**EXERCISE GOAL**
Locate the word "Firm" in the data below, then copy every line that holds it.

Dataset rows
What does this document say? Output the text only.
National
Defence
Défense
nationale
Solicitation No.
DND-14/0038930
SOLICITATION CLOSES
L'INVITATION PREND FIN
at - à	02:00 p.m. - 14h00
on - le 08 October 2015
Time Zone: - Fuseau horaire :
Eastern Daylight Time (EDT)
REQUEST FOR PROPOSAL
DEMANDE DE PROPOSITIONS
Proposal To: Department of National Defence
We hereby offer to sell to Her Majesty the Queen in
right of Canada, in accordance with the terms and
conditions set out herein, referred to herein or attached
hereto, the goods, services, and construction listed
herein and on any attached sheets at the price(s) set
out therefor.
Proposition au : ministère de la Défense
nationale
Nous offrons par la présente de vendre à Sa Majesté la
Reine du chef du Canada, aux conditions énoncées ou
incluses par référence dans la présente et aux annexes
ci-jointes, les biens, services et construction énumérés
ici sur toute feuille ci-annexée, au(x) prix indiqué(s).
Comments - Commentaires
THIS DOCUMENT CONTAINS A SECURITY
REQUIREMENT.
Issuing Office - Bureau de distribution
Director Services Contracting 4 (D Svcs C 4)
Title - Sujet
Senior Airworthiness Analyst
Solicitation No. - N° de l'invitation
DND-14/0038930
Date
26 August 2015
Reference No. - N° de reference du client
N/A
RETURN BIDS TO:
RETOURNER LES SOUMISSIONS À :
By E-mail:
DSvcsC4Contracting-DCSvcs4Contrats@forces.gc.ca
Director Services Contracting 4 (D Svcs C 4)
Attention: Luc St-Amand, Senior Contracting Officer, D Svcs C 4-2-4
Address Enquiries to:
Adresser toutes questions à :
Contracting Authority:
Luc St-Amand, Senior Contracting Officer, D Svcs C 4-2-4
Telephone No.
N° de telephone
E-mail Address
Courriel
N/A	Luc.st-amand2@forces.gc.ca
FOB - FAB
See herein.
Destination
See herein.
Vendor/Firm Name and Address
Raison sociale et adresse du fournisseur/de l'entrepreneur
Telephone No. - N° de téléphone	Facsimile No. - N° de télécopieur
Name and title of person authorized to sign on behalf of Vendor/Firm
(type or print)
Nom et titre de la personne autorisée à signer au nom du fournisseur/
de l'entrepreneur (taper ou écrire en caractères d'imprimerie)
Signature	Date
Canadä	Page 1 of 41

**TASK SOLUTION**
Vendor/Firm Name and Address
Name and title of person authorized to sign on behalf of Vendor/Firm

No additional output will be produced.